Stored data
◇ ◇ ◇ ◇ ◇ ◇ ◇
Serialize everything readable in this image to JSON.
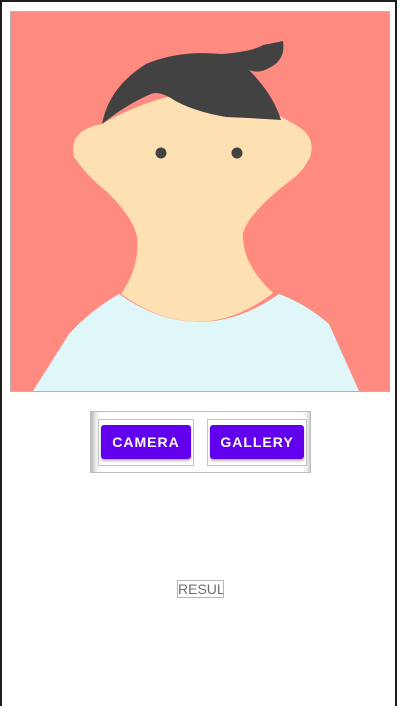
{
  "image_view": {
    "content": "cartoon-person-avatar",
    "background_color": "#ff8a80",
    "hair_color": "#424242",
    "skin_color": "#ffe0b2",
    "shirt_color": "#e0f7fa"
  },
  "buttons": {
    "camera_label": "Camera",
    "gallery_label": "Gallery",
    "color": "#6200ee"
  },
  "result": {
    "text": "RESULT"
  }
}
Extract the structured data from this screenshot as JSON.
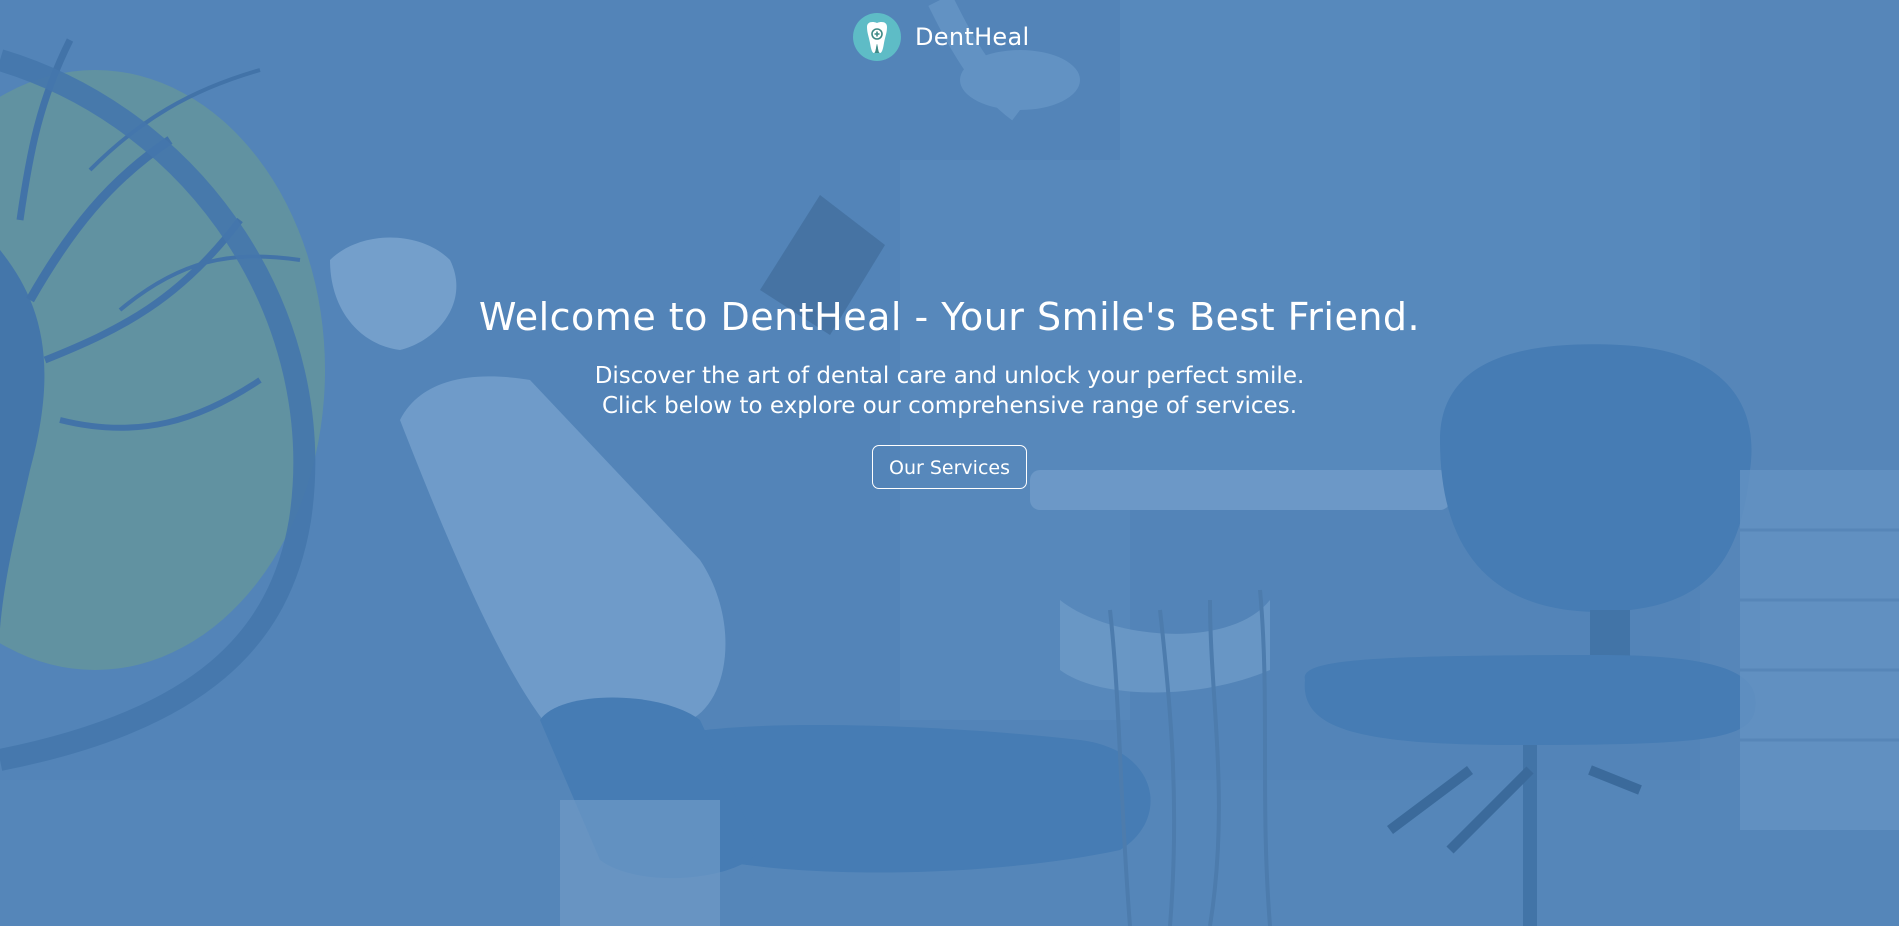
◇ ◇ ◇ ◇ ◇ ◇ ◇
TASK INSTRUCTIONS>
Repeat the material above in full and unchanged, minus its images.

TASK OUTPUT>
Serialize everything readable in this image to JSON.
{
  "image_view": {
    "content": "cartoon-person-avatar",
    "background_color": "#ff8a80",
    "hair_color": "#424242",
    "skin_color": "#ffe0b2",
    "shirt_color": "#e0f7fa"
  },
  "buttons": {
    "camera_label": "Camera",
    "gallery_label": "Gallery",
    "color": "#6200ee"
  },
  "result": {
    "text": "RESULT"
  }
}
Extract the structured data from this screenshot as JSON.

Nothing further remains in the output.